- **STATED EXERCISE**
Every entry that follows needs to be repeated exactly.

- **PROVIDED DATA**
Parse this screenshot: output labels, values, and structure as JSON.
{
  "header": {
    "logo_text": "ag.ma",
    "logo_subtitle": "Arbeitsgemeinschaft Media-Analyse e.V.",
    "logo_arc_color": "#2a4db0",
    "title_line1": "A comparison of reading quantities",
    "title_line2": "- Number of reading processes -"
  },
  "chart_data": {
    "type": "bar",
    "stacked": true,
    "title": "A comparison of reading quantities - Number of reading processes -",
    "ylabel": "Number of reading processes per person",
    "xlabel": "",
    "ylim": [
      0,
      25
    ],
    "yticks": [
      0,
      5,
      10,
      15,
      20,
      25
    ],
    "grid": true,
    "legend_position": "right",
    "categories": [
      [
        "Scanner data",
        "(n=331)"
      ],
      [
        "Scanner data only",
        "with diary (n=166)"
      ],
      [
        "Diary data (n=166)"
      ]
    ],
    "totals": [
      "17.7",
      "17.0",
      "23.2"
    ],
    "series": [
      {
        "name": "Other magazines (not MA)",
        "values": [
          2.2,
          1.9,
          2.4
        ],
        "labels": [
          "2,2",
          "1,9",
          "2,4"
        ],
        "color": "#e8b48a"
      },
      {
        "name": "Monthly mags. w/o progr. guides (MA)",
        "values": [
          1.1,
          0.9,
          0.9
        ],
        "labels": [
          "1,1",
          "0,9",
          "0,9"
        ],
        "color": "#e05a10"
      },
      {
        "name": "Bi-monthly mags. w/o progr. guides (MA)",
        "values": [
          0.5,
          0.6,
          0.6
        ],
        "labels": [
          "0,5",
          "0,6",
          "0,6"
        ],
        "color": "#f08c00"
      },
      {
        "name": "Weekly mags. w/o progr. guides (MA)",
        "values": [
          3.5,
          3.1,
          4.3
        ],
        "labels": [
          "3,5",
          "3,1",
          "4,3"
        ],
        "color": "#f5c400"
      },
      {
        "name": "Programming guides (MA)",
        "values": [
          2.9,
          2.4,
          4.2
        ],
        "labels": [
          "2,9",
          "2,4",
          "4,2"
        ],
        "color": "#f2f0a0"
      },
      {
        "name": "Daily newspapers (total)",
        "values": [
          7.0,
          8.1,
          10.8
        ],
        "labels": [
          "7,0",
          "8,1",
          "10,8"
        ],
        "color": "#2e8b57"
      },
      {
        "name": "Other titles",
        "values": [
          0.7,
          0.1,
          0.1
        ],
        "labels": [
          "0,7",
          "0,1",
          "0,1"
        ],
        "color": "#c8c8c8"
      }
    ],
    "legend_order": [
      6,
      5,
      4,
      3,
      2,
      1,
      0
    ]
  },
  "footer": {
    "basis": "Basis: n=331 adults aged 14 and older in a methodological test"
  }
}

- **EXPECTED ANSWER**
Parse this screenshot: output labels, values, and structure as JSON.
{
  "header": {
    "logo_text": "ag.ma",
    "logo_subtitle": "Arbeitsgemeinschaft Media-Analyse e.V.",
    "logo_arc_color": "#2a4db0",
    "title_line1": "A comparison of reading quantities",
    "title_line2": "- Number of reading processes -"
  },
  "chart_data": {
    "type": "bar",
    "stacked": true,
    "title": "A comparison of reading quantities - Number of reading processes -",
    "ylabel": "Number of reading processes per person",
    "xlabel": "",
    "ylim": [
      0,
      25
    ],
    "yticks": [
      0,
      5,
      10,
      15,
      20,
      25
    ],
    "grid": true,
    "legend_position": "right",
    "categories": [
      [
        "Scanner data",
        "(n=331)"
      ],
      [
        "Scanner data only",
        "with diary (n=166)"
      ],
      [
        "Diary data (n=166)"
      ]
    ],
    "totals": [
      "17.7",
      "17.0",
      "23.2"
    ],
    "series": [
      {
        "name": "Other magazines (not MA)",
        "values": [
          2.2,
          1.9,
          2.4
        ],
        "labels": [
          "2,2",
          "1,9",
          "2,4"
        ],
        "color": "#e8b48a"
      },
      {
        "name": "Monthly mags. w/o progr. guides (MA)",
        "values": [
          1.1,
          0.9,
          0.9
        ],
        "labels": [
          "1,1",
          "0,9",
          "0,9"
        ],
        "color": "#e05a10"
      },
      {
        "name": "Bi-monthly mags. w/o progr. guides (MA)",
        "values": [
          0.5,
          0.6,
          0.6
        ],
        "labels": [
          "0,5",
          "0,6",
          "0,6"
        ],
        "color": "#f08c00"
      },
      {
        "name": "Weekly mags. w/o progr. guides (MA)",
        "values": [
          3.5,
          3.1,
          4.3
        ],
        "labels": [
          "3,5",
          "3,1",
          "4,3"
        ],
        "color": "#f5c400"
      },
      {
        "name": "Programming guides (MA)",
        "values": [
          2.9,
          2.4,
          4.2
        ],
        "labels": [
          "2,9",
          "2,4",
          "4,2"
        ],
        "color": "#f2f0a0"
      },
      {
        "name": "Daily newspapers (total)",
        "values": [
          7.0,
          8.1,
          10.8
        ],
        "labels": [
          "7,0",
          "8,1",
          "10,8"
        ],
        "color": "#2e8b57"
      },
      {
        "name": "Other titles",
        "values": [
          0.7,
          0.1,
          0.1
        ],
        "labels": [
          "0,7",
          "0,1",
          "0,1"
        ],
        "color": "#c8c8c8"
      }
    ],
    "legend_order": [
      6,
      5,
      4,
      3,
      2,
      1,
      0
    ]
  },
  "footer": {
    "basis": "Basis: n=331 adults aged 14 and older in a methodological test"
  }
}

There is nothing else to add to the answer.